In the entries that follow, find the word "growth" and report each line it is on.

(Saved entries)
# # #

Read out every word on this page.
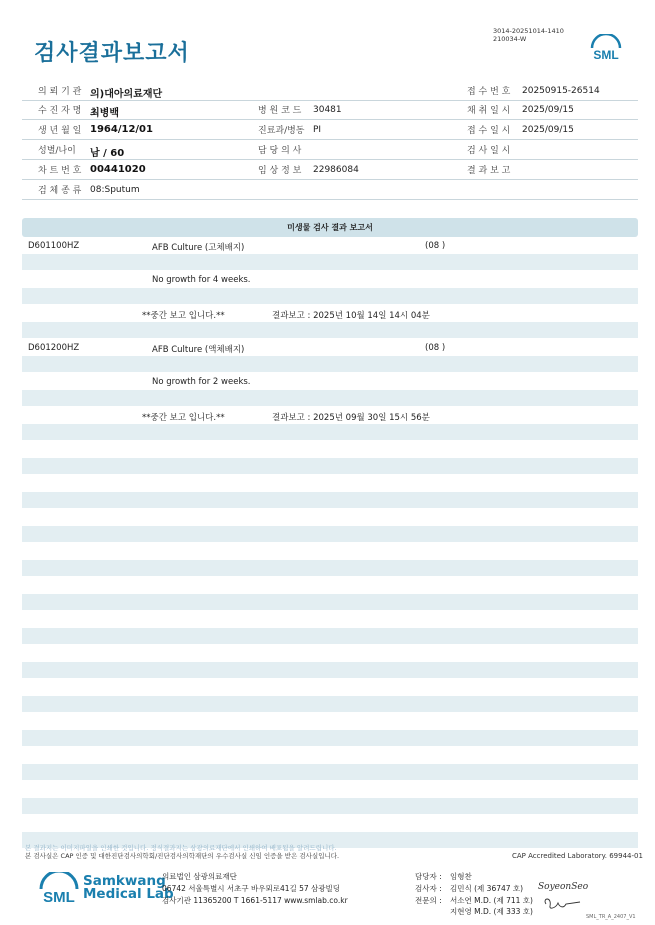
검사결과보고서
3014-20251014-1410
210034-W
SML
의 뢰 기 관 의)대아의료재단	접 수 번 호 20250915-26514
수 진 자 명 최병백	병 원 코 드 30481	채 취 일 시 2025/09/15
생 년 월 일 1964/12/01	진료과/병동 PI	접 수 일 시 2025/09/15
성별/나이 남 / 60	담 당 의 사	검 사 일 시
차 트 번 호 00441020	임 상 정 보 22986084	결 과 보 고
검 체 종 류 08:Sputum
미생물 검사 결과 보고서
D601100HZ	AFB Culture (고체배지)	(08 )
No growth for 4 weeks.
**중간 보고 입니다.**	결과보고 : 2025년 10월 14일 14시 04분
D601200HZ	AFB Culture (액체배지)	(08 )
No growth for 2 weeks.
**중간 보고 입니다.**	결과보고 : 2025년 09월 30일 15시 56분
본 결과지는 이미지파일을 인쇄한 것입니다. 정식결과지는 삼광의료재단에서 인쇄하여 배포됨을 알려드립니다.
본 검사실은 CAP 인증 및 대한진단검사의학회/진단검사의학재단의 우수검사실 신임 인증을 받은 검사실입니다.	CAP Accredited Laboratory. 69944-01
SML
Samkwang
Medical Lab
의료법인 삼광의료재단
06742 서울특별시 서초구 바우뫼로41길 57 삼광빌딩
검사기관 11365200 T 1661-5117 www.smlab.co.kr
담당자 : 임형찬
검사자 : 김민식 (제 36747 호)
전문의 : 서소연 M.D. (제 711 호)
지현영 M.D. (제 333 호)
SoyeonSeo
SML_TR_A_2407_V1
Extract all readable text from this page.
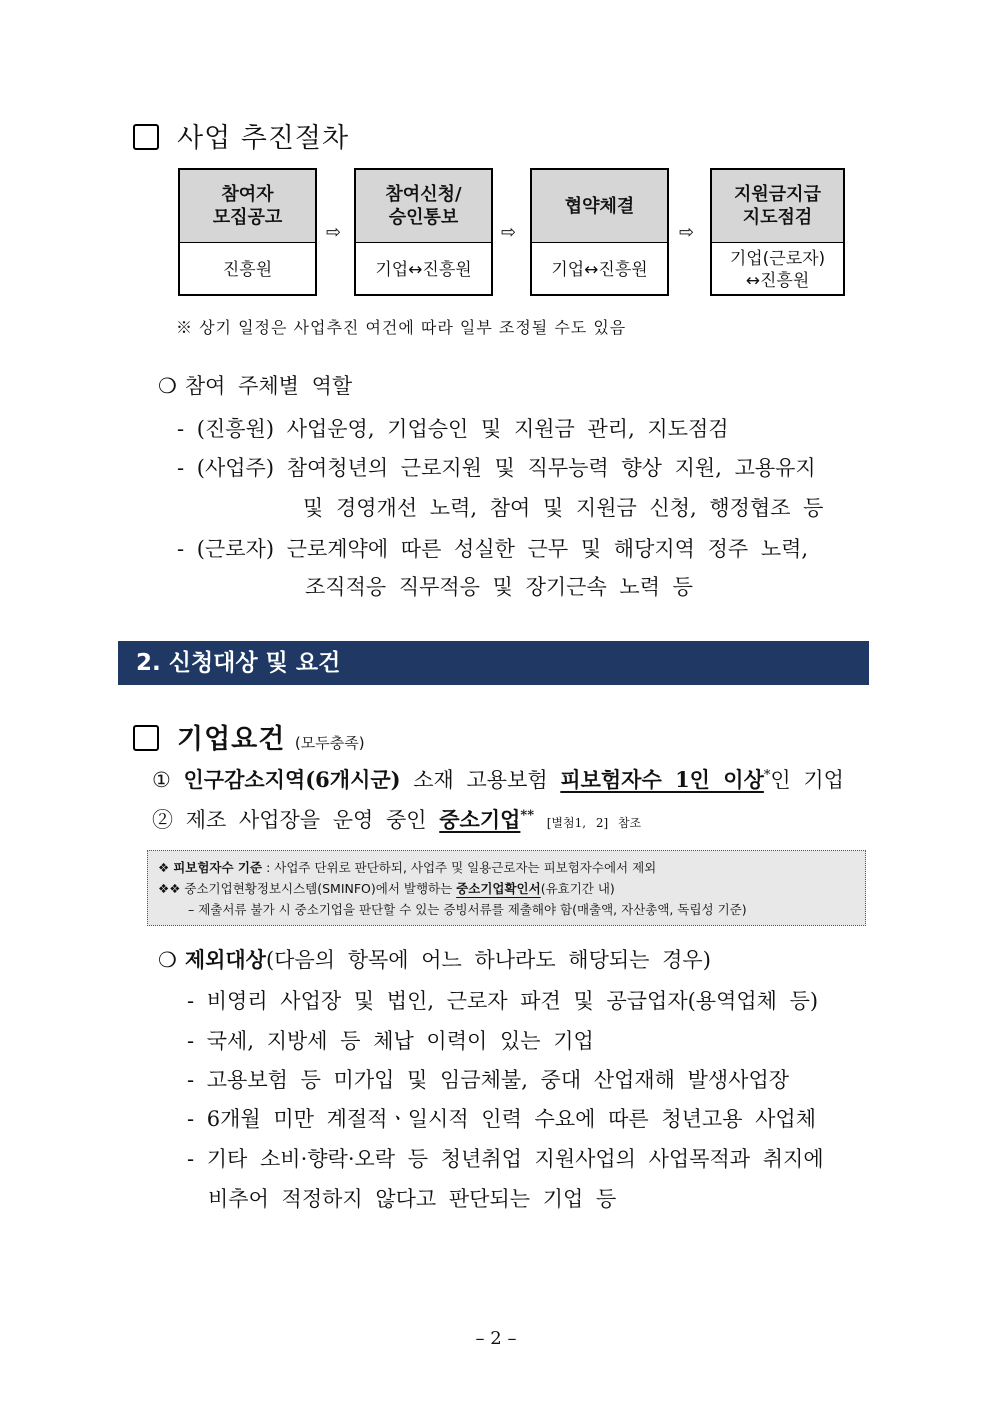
사업 추진절차
참여자
모집공고
진흥원
⇨
참여신청/
승인통보
기업↔진흥원
⇨
협약체결
기업↔진흥원
⇨
지원금지급
지도점검
기업(근로자)
↔진흥원
※ 상기 일정은 사업추진 여건에 따라 일부 조정될 수도 있음
❍ 참여 주체별 역할
- (진흥원) 사업운영, 기업승인 및 지원금 관리, 지도점검
- (사업주) 참여청년의 근로지원 및 직무능력 향상 지원, 고용유지
및 경영개선 노력, 참여 및 지원금 신청, 행정협조 등
- (근로자) 근로계약에 따른 성실한 근무 및 해당지역 정주 노력,
조직적응 직무적응 및 장기근속 노력 등
2. 신청대상 및 요건
기업요건 (모두충족)
① 인구감소지역(6개시군) 소재 고용보험 피보험자수 1인 이상*인 기업
② 제조 사업장을 운영 중인 중소기업** [별첨1, 2] 참조
❖ 피보험자수 기준 : 사업주 단위로 판단하되, 사업주 및 일용근로자는 피보험자수에서 제외
❖❖ 중소기업현황정보시스템(SMINFO)에서 발행하는 중소기업확인서(유효기간 내)
– 제출서류 불가 시 중소기업을 판단할 수 있는 증빙서류를 제출해야 함(매출액, 자산총액, 독립성 기준)
❍ 제외대상(다음의 항목에 어느 하나라도 해당되는 경우)
- 비영리 사업장 및 법인, 근로자 파견 및 공급업자(용역업체 등)
- 국세, 지방세 등 체납 이력이 있는 기업
- 고용보험 등 미가입 및 임금체불, 중대 산업재해 발생사업장
- 6개월 미만 계절적ㆍ일시적 인력 수요에 따른 청년고용 사업체
- 기타 소비·향락·오락 등 청년취업 지원사업의 사업목적과 취지에
비추어 적정하지 않다고 판단되는 기업 등
– 2 –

# # #

### [Task answer]
No growth for 4 weeks.
No growth for 2 weeks.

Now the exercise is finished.